• **DESCRIPTION OF THE TASK**: Print all entries precisely as they are written.
——
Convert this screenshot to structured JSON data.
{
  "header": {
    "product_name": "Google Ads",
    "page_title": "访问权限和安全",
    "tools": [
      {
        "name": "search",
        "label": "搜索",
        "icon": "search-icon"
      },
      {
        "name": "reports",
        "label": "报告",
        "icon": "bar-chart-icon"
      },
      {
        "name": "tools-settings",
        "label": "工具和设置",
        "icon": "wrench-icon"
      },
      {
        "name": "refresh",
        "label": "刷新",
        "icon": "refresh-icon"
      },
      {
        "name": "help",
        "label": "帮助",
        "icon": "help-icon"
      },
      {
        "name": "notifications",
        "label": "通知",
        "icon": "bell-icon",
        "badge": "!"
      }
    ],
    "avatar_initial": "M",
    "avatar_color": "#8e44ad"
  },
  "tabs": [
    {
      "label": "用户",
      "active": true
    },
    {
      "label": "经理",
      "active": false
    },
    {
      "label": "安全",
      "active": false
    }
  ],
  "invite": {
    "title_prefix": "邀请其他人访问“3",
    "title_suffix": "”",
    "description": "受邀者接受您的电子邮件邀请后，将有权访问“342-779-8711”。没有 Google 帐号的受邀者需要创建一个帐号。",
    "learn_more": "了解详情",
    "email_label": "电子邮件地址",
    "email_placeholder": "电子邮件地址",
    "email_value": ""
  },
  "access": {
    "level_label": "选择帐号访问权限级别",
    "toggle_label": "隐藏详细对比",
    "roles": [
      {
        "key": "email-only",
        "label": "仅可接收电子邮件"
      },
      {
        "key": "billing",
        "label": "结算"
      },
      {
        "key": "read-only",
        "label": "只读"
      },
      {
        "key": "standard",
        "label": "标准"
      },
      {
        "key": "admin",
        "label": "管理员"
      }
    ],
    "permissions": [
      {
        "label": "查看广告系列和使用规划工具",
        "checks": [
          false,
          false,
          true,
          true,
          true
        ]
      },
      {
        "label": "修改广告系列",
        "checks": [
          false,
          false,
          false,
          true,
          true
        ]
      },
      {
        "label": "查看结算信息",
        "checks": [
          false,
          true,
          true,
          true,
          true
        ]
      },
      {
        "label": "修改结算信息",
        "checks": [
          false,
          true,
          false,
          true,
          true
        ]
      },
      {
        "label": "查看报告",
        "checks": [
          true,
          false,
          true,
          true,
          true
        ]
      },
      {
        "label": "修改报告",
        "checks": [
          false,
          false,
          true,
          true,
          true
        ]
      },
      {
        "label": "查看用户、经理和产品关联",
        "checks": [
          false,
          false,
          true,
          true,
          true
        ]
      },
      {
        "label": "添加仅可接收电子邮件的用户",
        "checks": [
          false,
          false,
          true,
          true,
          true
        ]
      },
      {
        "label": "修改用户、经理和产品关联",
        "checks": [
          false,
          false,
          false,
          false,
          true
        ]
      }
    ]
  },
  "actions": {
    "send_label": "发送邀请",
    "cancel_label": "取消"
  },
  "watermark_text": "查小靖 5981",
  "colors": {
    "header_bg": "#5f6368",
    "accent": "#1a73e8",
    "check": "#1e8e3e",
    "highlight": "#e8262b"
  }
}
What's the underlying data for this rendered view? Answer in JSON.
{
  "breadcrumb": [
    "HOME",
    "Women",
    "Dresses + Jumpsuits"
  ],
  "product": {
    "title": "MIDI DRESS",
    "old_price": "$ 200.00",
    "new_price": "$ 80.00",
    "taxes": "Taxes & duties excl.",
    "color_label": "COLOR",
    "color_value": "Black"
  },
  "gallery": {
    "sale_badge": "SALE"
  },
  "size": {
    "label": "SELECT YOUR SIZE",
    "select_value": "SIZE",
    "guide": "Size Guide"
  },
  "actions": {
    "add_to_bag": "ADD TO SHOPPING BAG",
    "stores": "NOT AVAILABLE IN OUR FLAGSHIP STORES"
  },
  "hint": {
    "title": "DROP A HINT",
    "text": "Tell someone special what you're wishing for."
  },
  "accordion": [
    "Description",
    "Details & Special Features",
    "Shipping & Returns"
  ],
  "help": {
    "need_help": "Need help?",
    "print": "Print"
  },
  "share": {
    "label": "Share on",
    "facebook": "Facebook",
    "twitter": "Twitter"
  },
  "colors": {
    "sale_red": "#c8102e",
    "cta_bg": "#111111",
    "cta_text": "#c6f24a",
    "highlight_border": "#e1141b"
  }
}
——
• **RESULT**:
Convert this screenshot to structured JSON data.
{
  "header": {
    "product_name": "Google Ads",
    "page_title": "访问权限和安全",
    "tools": [
      {
        "name": "search",
        "label": "搜索",
        "icon": "search-icon"
      },
      {
        "name": "reports",
        "label": "报告",
        "icon": "bar-chart-icon"
      },
      {
        "name": "tools-settings",
        "label": "工具和设置",
        "icon": "wrench-icon"
      },
      {
        "name": "refresh",
        "label": "刷新",
        "icon": "refresh-icon"
      },
      {
        "name": "help",
        "label": "帮助",
        "icon": "help-icon"
      },
      {
        "name": "notifications",
        "label": "通知",
        "icon": "bell-icon",
        "badge": "!"
      }
    ],
    "avatar_initial": "M",
    "avatar_color": "#8e44ad"
  },
  "tabs": [
    {
      "label": "用户",
      "active": true
    },
    {
      "label": "经理",
      "active": false
    },
    {
      "label": "安全",
      "active": false
    }
  ],
  "invite": {
    "title_prefix": "邀请其他人访问“3",
    "title_suffix": "”",
    "description": "受邀者接受您的电子邮件邀请后，将有权访问“342-779-8711”。没有 Google 帐号的受邀者需要创建一个帐号。",
    "learn_more": "了解详情",
    "email_label": "电子邮件地址",
    "email_placeholder": "电子邮件地址",
    "email_value": ""
  },
  "access": {
    "level_label": "选择帐号访问权限级别",
    "toggle_label": "隐藏详细对比",
    "roles": [
      {
        "key": "email-only",
        "label": "仅可接收电子邮件"
      },
      {
        "key": "billing",
        "label": "结算"
      },
      {
        "key": "read-only",
        "label": "只读"
      },
      {
        "key": "standard",
        "label": "标准"
      },
      {
        "key": "admin",
        "label": "管理员"
      }
    ],
    "permissions": [
      {
        "label": "查看广告系列和使用规划工具",
        "checks": [
          false,
          false,
          true,
          true,
          true
        ]
      },
      {
        "label": "修改广告系列",
        "checks": [
          false,
          false,
          false,
          true,
          true
        ]
      },
      {
        "label": "查看结算信息",
        "checks": [
          false,
          true,
          true,
          true,
          true
        ]
      },
      {
        "label": "修改结算信息",
        "checks": [
          false,
          true,
          false,
          true,
          true
        ]
      },
      {
        "label": "查看报告",
        "checks": [
          true,
          false,
          true,
          true,
          true
        ]
      },
      {
        "label": "修改报告",
        "checks": [
          false,
          false,
          true,
          true,
          true
        ]
      },
      {
        "label": "查看用户、经理和产品关联",
        "checks": [
          false,
          false,
          true,
          true,
          true
        ]
      },
      {
        "label": "添加仅可接收电子邮件的用户",
        "checks": [
          false,
          false,
          true,
          true,
          true
        ]
      },
      {
        "label": "修改用户、经理和产品关联",
        "checks": [
          false,
          false,
          false,
          false,
          true
        ]
      }
    ]
  },
  "actions": {
    "send_label": "发送邀请",
    "cancel_label": "取消"
  },
  "watermark_text": "查小靖 5981",
  "colors": {
    "header_bg": "#5f6368",
    "accent": "#1a73e8",
    "check": "#1e8e3e",
    "highlight": "#e8262b"
  }
}
What's the underlying data for this rendered view? Answer in JSON.
{
  "breadcrumb": [
    "HOME",
    "Women",
    "Dresses + Jumpsuits"
  ],
  "product": {
    "title": "MIDI DRESS",
    "old_price": "$ 200.00",
    "new_price": "$ 80.00",
    "taxes": "Taxes & duties excl.",
    "color_label": "COLOR",
    "color_value": "Black"
  },
  "gallery": {
    "sale_badge": "SALE"
  },
  "size": {
    "label": "SELECT YOUR SIZE",
    "select_value": "SIZE",
    "guide": "Size Guide"
  },
  "actions": {
    "add_to_bag": "ADD TO SHOPPING BAG",
    "stores": "NOT AVAILABLE IN OUR FLAGSHIP STORES"
  },
  "hint": {
    "title": "DROP A HINT",
    "text": "Tell someone special what you're wishing for."
  },
  "accordion": [
    "Description",
    "Details & Special Features",
    "Shipping & Returns"
  ],
  "help": {
    "need_help": "Need help?",
    "print": "Print"
  },
  "share": {
    "label": "Share on",
    "facebook": "Facebook",
    "twitter": "Twitter"
  },
  "colors": {
    "sale_red": "#c8102e",
    "cta_bg": "#111111",
    "cta_text": "#c6f24a",
    "highlight_border": "#e1141b"
  }
}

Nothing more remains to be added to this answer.